• [Set exercise] Rewrite the lines below with "temperature-point" swapped for "temp-marker" wherever it occurs, leaving everything else the same.

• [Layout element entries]
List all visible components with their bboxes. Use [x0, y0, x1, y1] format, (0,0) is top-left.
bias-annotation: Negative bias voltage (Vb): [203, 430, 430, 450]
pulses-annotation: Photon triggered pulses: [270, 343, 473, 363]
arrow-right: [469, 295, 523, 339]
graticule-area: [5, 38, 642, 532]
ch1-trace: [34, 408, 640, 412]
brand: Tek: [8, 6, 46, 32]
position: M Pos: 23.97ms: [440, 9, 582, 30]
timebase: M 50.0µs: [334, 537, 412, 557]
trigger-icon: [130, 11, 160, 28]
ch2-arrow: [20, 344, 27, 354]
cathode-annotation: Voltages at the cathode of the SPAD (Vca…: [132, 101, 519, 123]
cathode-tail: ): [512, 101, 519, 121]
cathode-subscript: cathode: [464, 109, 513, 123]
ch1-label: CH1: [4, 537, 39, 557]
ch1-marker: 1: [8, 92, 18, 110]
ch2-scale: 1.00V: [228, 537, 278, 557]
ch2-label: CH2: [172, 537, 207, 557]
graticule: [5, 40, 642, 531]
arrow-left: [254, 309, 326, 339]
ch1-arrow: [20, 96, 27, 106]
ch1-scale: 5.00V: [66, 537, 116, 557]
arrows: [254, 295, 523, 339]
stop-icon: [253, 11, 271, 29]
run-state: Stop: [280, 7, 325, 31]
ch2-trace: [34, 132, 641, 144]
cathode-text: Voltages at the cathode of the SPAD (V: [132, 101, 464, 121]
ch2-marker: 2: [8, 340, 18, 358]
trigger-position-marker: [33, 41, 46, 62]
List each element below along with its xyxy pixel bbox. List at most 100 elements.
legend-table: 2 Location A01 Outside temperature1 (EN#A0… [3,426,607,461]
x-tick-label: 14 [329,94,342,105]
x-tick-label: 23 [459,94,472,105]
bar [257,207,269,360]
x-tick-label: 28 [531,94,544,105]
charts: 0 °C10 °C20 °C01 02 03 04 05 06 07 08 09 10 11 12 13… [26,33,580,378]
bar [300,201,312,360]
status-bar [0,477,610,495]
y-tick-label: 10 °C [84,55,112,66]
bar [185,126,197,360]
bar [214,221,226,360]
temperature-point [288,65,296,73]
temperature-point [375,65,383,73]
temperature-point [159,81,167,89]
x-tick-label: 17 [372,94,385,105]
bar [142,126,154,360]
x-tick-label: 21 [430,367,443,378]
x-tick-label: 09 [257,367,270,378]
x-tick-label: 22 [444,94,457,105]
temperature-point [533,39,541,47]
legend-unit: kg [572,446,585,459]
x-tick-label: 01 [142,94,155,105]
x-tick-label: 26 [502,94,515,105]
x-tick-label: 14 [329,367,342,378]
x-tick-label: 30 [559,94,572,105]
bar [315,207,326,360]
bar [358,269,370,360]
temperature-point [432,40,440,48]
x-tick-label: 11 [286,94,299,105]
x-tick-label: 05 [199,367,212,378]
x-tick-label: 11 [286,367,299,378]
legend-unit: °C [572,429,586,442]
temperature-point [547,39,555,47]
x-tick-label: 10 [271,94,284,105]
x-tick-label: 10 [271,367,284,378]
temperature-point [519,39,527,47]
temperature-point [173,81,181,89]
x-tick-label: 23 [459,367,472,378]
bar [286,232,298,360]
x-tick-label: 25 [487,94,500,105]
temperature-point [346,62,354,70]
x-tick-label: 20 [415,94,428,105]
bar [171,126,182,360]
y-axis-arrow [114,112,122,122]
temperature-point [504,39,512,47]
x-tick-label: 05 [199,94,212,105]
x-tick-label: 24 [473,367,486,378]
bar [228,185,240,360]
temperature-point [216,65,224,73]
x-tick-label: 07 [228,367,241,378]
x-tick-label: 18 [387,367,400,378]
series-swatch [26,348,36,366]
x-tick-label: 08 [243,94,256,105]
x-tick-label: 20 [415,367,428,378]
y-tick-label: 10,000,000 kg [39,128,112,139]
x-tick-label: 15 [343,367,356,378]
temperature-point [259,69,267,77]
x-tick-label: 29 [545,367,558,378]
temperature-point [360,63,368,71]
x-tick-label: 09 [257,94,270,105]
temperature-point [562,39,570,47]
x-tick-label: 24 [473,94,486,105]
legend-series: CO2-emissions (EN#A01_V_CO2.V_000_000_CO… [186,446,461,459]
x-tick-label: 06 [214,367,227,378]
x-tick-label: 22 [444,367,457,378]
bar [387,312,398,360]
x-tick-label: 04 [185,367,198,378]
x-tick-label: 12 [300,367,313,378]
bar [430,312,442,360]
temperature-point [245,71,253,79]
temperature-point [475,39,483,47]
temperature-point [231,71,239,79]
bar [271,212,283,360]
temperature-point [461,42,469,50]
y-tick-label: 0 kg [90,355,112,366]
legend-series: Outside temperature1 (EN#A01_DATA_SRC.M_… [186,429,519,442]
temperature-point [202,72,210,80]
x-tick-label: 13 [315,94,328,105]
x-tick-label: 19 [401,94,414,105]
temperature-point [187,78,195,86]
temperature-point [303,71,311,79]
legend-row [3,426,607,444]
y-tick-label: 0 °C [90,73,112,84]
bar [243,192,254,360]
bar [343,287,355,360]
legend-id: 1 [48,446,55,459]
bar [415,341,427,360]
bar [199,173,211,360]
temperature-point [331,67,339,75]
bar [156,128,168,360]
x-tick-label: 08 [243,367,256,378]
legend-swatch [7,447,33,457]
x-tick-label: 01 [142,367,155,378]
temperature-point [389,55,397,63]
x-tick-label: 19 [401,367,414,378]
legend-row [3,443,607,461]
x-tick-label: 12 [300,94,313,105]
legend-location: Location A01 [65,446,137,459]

• [Exercise response]
List all visible components with their bboxes. Use [x0, y0, x1, y1] format, (0,0) is top-left.
bias-annotation: Negative bias voltage (Vb): [203, 430, 430, 450]
pulses-annotation: Photon triggered pulses: [270, 343, 473, 363]
arrow-right: [469, 295, 523, 339]
graticule-area: [5, 38, 642, 532]
ch1-trace: [34, 408, 640, 412]
brand: Tek: [8, 6, 46, 32]
position: M Pos: 23.97ms: [440, 9, 582, 30]
timebase: M 50.0µs: [334, 537, 412, 557]
trigger-icon: [130, 11, 160, 28]
ch2-arrow: [20, 344, 27, 354]
cathode-annotation: Voltages at the cathode of the SPAD (Vca…: [132, 101, 519, 123]
cathode-tail: ): [512, 101, 519, 121]
cathode-subscript: cathode: [464, 109, 513, 123]
ch1-label: CH1: [4, 537, 39, 557]
ch1-marker: 1: [8, 92, 18, 110]
ch2-scale: 1.00V: [228, 537, 278, 557]
ch2-label: CH2: [172, 537, 207, 557]
graticule: [5, 40, 642, 531]
arrow-left: [254, 309, 326, 339]
ch1-arrow: [20, 96, 27, 106]
ch1-scale: 5.00V: [66, 537, 116, 557]
arrows: [254, 295, 523, 339]
stop-icon: [253, 11, 271, 29]
run-state: Stop: [280, 7, 325, 31]
ch2-trace: [34, 132, 641, 144]
cathode-text: Voltages at the cathode of the SPAD (V: [132, 101, 464, 121]
ch2-marker: 2: [8, 340, 18, 358]
trigger-position-marker: [33, 41, 46, 62]
List each element below along with its xyxy pixel bbox. List at most 100 elements.
legend-table: 2 Location A01 Outside temperature1 (EN#A0… [3,426,607,461]
x-tick-label: 14 [329,94,342,105]
x-tick-label: 23 [459,94,472,105]
bar [257,207,269,360]
x-tick-label: 28 [531,94,544,105]
charts: 0 °C10 °C20 °C01 02 03 04 05 06 07 08 09 10 11 12 13… [26,33,580,378]
bar [300,201,312,360]
status-bar [0,477,610,495]
y-tick-label: 10 °C [84,55,112,66]
bar [185,126,197,360]
bar [214,221,226,360]
temp-marker [288,65,296,73]
temp-marker [375,65,383,73]
temp-marker [159,81,167,89]
x-tick-label: 17 [372,94,385,105]
bar [142,126,154,360]
x-tick-label: 21 [430,367,443,378]
x-tick-label: 09 [257,367,270,378]
x-tick-label: 22 [444,94,457,105]
temp-marker [533,39,541,47]
legend-unit: kg [572,446,585,459]
x-tick-label: 01 [142,94,155,105]
x-tick-label: 26 [502,94,515,105]
x-tick-label: 14 [329,367,342,378]
x-tick-label: 30 [559,94,572,105]
bar [315,207,326,360]
bar [358,269,370,360]
temp-marker [432,40,440,48]
x-tick-label: 11 [286,94,299,105]
x-tick-label: 05 [199,367,212,378]
x-tick-label: 11 [286,367,299,378]
legend-unit: °C [572,429,586,442]
temp-marker [547,39,555,47]
x-tick-label: 10 [271,94,284,105]
x-tick-label: 10 [271,367,284,378]
temp-marker [519,39,527,47]
temp-marker [173,81,181,89]
x-tick-label: 23 [459,367,472,378]
bar [286,232,298,360]
x-tick-label: 25 [487,94,500,105]
temp-marker [346,62,354,70]
x-tick-label: 20 [415,94,428,105]
bar [171,126,182,360]
y-axis-arrow [114,112,122,122]
temp-marker [504,39,512,47]
x-tick-label: 05 [199,94,212,105]
x-tick-label: 24 [473,367,486,378]
bar [228,185,240,360]
temp-marker [216,65,224,73]
x-tick-label: 07 [228,367,241,378]
x-tick-label: 18 [387,367,400,378]
series-swatch [26,348,36,366]
x-tick-label: 08 [243,94,256,105]
x-tick-label: 20 [415,367,428,378]
y-tick-label: 10,000,000 kg [39,128,112,139]
x-tick-label: 15 [343,367,356,378]
temp-marker [259,69,267,77]
x-tick-label: 29 [545,367,558,378]
temp-marker [360,63,368,71]
x-tick-label: 09 [257,94,270,105]
temp-marker [562,39,570,47]
x-tick-label: 24 [473,94,486,105]
legend-series: CO2-emissions (EN#A01_V_CO2.V_000_000_CO… [186,446,461,459]
x-tick-label: 06 [214,367,227,378]
x-tick-label: 22 [444,367,457,378]
bar [387,312,398,360]
x-tick-label: 04 [185,367,198,378]
x-tick-label: 12 [300,367,313,378]
bar [430,312,442,360]
temp-marker [245,71,253,79]
temp-marker [475,39,483,47]
temp-marker [231,71,239,79]
bar [271,212,283,360]
temp-marker [461,42,469,50]
y-tick-label: 0 kg [90,355,112,366]
legend-series: Outside temperature1 (EN#A01_DATA_SRC.M_… [186,429,519,442]
temp-marker [202,72,210,80]
x-tick-label: 13 [315,94,328,105]
x-tick-label: 19 [401,94,414,105]
temp-marker [187,78,195,86]
temp-marker [303,71,311,79]
legend-row [3,426,607,444]
y-tick-label: 0 °C [90,73,112,84]
bar [243,192,254,360]
bar [343,287,355,360]
legend-id: 1 [48,446,55,459]
bar [415,341,427,360]
bar [199,173,211,360]
temp-marker [331,67,339,75]
bar [156,128,168,360]
x-tick-label: 08 [243,367,256,378]
legend-swatch [7,447,33,457]
x-tick-label: 01 [142,367,155,378]
temp-marker [389,55,397,63]
x-tick-label: 19 [401,367,414,378]
legend-row [3,443,607,461]
x-tick-label: 12 [300,94,313,105]
legend-location: Location A01 [65,446,137,459]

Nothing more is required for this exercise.